#### Work required
Each entry that follows must be output without any deviation.

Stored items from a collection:
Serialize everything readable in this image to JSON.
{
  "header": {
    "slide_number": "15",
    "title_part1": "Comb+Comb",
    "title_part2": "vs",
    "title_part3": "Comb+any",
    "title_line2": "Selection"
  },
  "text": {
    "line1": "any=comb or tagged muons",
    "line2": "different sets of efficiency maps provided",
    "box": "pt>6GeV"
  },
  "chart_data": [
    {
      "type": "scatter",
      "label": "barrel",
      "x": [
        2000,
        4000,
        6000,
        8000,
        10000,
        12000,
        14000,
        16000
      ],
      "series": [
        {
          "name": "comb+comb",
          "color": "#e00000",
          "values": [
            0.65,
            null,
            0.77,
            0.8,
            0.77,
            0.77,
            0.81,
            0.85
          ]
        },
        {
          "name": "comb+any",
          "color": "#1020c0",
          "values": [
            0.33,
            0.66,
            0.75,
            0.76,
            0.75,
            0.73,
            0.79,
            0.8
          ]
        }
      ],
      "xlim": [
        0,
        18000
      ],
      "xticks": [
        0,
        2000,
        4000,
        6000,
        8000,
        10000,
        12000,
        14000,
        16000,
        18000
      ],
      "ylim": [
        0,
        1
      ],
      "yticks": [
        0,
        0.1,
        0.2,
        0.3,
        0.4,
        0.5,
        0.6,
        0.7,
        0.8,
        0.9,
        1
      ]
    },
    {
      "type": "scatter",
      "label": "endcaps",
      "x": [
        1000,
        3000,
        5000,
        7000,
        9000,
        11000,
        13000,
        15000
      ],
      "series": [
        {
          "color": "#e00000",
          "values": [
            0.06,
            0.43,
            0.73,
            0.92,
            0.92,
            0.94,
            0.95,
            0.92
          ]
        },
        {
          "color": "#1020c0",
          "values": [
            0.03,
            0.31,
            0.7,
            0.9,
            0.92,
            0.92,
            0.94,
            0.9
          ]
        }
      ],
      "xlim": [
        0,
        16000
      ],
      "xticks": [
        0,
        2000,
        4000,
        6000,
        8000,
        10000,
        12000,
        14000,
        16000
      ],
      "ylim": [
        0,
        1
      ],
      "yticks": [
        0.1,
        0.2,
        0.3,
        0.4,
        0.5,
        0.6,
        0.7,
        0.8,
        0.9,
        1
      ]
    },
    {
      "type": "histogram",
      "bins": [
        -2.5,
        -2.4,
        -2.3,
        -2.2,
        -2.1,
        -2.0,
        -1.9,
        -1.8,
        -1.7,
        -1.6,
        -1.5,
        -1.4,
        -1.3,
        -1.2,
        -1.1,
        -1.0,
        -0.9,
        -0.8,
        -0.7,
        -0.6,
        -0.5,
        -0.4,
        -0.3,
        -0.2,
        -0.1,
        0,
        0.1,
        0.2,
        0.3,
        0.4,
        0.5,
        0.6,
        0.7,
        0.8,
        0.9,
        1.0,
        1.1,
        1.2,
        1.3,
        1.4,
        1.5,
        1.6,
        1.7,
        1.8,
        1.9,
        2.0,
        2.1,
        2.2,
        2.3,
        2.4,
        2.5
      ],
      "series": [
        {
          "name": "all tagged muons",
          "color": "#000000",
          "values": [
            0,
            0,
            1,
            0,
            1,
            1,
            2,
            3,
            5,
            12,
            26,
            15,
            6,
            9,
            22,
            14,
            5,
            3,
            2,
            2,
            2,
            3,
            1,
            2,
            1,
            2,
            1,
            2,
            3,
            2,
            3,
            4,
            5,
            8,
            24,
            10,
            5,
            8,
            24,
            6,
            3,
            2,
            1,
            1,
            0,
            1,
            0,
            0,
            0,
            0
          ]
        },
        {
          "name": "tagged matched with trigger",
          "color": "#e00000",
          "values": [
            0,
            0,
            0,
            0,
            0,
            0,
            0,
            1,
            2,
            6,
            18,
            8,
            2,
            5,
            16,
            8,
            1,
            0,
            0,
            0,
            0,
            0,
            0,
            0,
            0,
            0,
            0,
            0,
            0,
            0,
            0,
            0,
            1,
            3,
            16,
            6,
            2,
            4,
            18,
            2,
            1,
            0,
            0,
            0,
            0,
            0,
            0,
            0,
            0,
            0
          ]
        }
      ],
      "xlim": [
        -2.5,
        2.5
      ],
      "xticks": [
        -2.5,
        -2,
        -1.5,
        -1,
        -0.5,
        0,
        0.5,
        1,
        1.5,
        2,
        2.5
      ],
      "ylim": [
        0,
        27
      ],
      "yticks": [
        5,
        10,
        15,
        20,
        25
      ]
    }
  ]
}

#### Exercise answer
Serialize everything readable in this image to JSON.
{
  "header": {
    "slide_number": "15",
    "title_part1": "Comb+Comb",
    "title_part2": "vs",
    "title_part3": "Comb+any",
    "title_line2": "Selection"
  },
  "text": {
    "line1": "any=comb or tagged muons",
    "line2": "different sets of efficiency maps provided",
    "box": "pt>6GeV"
  },
  "chart_data": [
    {
      "type": "scatter",
      "label": "barrel",
      "x": [
        2000,
        4000,
        6000,
        8000,
        10000,
        12000,
        14000,
        16000
      ],
      "series": [
        {
          "name": "comb+comb",
          "color": "#e00000",
          "values": [
            0.65,
            null,
            0.77,
            0.8,
            0.77,
            0.77,
            0.81,
            0.85
          ]
        },
        {
          "name": "comb+any",
          "color": "#1020c0",
          "values": [
            0.33,
            0.66,
            0.75,
            0.76,
            0.75,
            0.73,
            0.79,
            0.8
          ]
        }
      ],
      "xlim": [
        0,
        18000
      ],
      "xticks": [
        0,
        2000,
        4000,
        6000,
        8000,
        10000,
        12000,
        14000,
        16000,
        18000
      ],
      "ylim": [
        0,
        1
      ],
      "yticks": [
        0,
        0.1,
        0.2,
        0.3,
        0.4,
        0.5,
        0.6,
        0.7,
        0.8,
        0.9,
        1
      ]
    },
    {
      "type": "scatter",
      "label": "endcaps",
      "x": [
        1000,
        3000,
        5000,
        7000,
        9000,
        11000,
        13000,
        15000
      ],
      "series": [
        {
          "color": "#e00000",
          "values": [
            0.06,
            0.43,
            0.73,
            0.92,
            0.92,
            0.94,
            0.95,
            0.92
          ]
        },
        {
          "color": "#1020c0",
          "values": [
            0.03,
            0.31,
            0.7,
            0.9,
            0.92,
            0.92,
            0.94,
            0.9
          ]
        }
      ],
      "xlim": [
        0,
        16000
      ],
      "xticks": [
        0,
        2000,
        4000,
        6000,
        8000,
        10000,
        12000,
        14000,
        16000
      ],
      "ylim": [
        0,
        1
      ],
      "yticks": [
        0.1,
        0.2,
        0.3,
        0.4,
        0.5,
        0.6,
        0.7,
        0.8,
        0.9,
        1
      ]
    },
    {
      "type": "histogram",
      "bins": [
        -2.5,
        -2.4,
        -2.3,
        -2.2,
        -2.1,
        -2.0,
        -1.9,
        -1.8,
        -1.7,
        -1.6,
        -1.5,
        -1.4,
        -1.3,
        -1.2,
        -1.1,
        -1.0,
        -0.9,
        -0.8,
        -0.7,
        -0.6,
        -0.5,
        -0.4,
        -0.3,
        -0.2,
        -0.1,
        0,
        0.1,
        0.2,
        0.3,
        0.4,
        0.5,
        0.6,
        0.7,
        0.8,
        0.9,
        1.0,
        1.1,
        1.2,
        1.3,
        1.4,
        1.5,
        1.6,
        1.7,
        1.8,
        1.9,
        2.0,
        2.1,
        2.2,
        2.3,
        2.4,
        2.5
      ],
      "series": [
        {
          "name": "all tagged muons",
          "color": "#000000",
          "values": [
            0,
            0,
            1,
            0,
            1,
            1,
            2,
            3,
            5,
            12,
            26,
            15,
            6,
            9,
            22,
            14,
            5,
            3,
            2,
            2,
            2,
            3,
            1,
            2,
            1,
            2,
            1,
            2,
            3,
            2,
            3,
            4,
            5,
            8,
            24,
            10,
            5,
            8,
            24,
            6,
            3,
            2,
            1,
            1,
            0,
            1,
            0,
            0,
            0,
            0
          ]
        },
        {
          "name": "tagged matched with trigger",
          "color": "#e00000",
          "values": [
            0,
            0,
            0,
            0,
            0,
            0,
            0,
            1,
            2,
            6,
            18,
            8,
            2,
            5,
            16,
            8,
            1,
            0,
            0,
            0,
            0,
            0,
            0,
            0,
            0,
            0,
            0,
            0,
            0,
            0,
            0,
            0,
            1,
            3,
            16,
            6,
            2,
            4,
            18,
            2,
            1,
            0,
            0,
            0,
            0,
            0,
            0,
            0,
            0,
            0
          ]
        }
      ],
      "xlim": [
        -2.5,
        2.5
      ],
      "xticks": [
        -2.5,
        -2,
        -1.5,
        -1,
        -0.5,
        0,
        0.5,
        1,
        1.5,
        2,
        2.5
      ],
      "ylim": [
        0,
        27
      ],
      "yticks": [
        5,
        10,
        15,
        20,
        25
      ]
    }
  ]
}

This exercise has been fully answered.